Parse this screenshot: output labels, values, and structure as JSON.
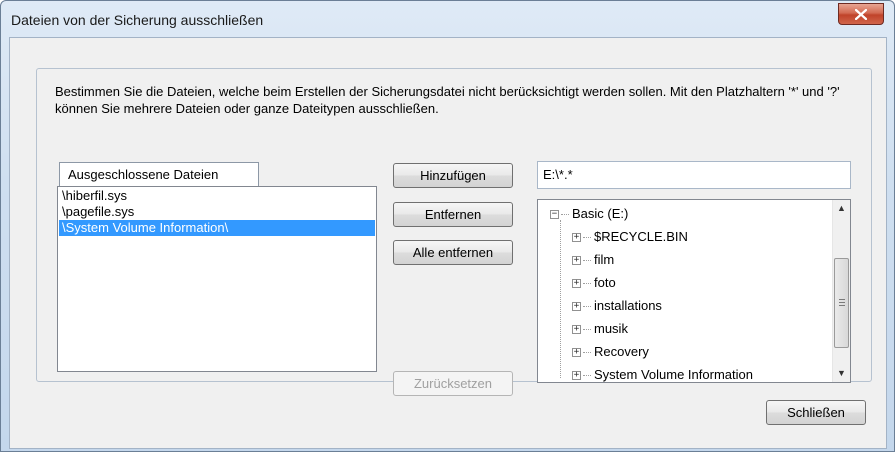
{
  "window": {
    "title": "Dateien von der Sicherung ausschließen",
    "close_glyph": "close-icon"
  },
  "description": "Bestimmen Sie die Dateien, welche beim Erstellen der Sicherungsdatei nicht berücksichtigt werden sollen. Mit den Platzhaltern '*' und '?' können Sie mehrere Dateien oder ganze Dateitypen ausschließen.",
  "excluded": {
    "tab_label": "Ausgeschlossene Dateien",
    "items": [
      {
        "label": "\\hiberfil.sys",
        "selected": false
      },
      {
        "label": "\\pagefile.sys",
        "selected": false
      },
      {
        "label": "\\System Volume Information\\",
        "selected": true
      }
    ]
  },
  "buttons": {
    "add": "Hinzufügen",
    "remove": "Entfernen",
    "remove_all": "Alle entfernen",
    "reset": "Zurücksetzen",
    "close": "Schließen"
  },
  "path_input": {
    "value": "E:\\*.*"
  },
  "tree": {
    "root": "Basic (E:)",
    "children": [
      "$RECYCLE.BIN",
      "film",
      "foto",
      "installations",
      "musik",
      "Recovery",
      "System Volume Information"
    ]
  },
  "colors": {
    "selection": "#3399ff",
    "close_button": "#c0432a"
  }
}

.....

## Stated problem
How many lines of the records contain the string "Volume"? Respond with the number alone.

## Written answer
2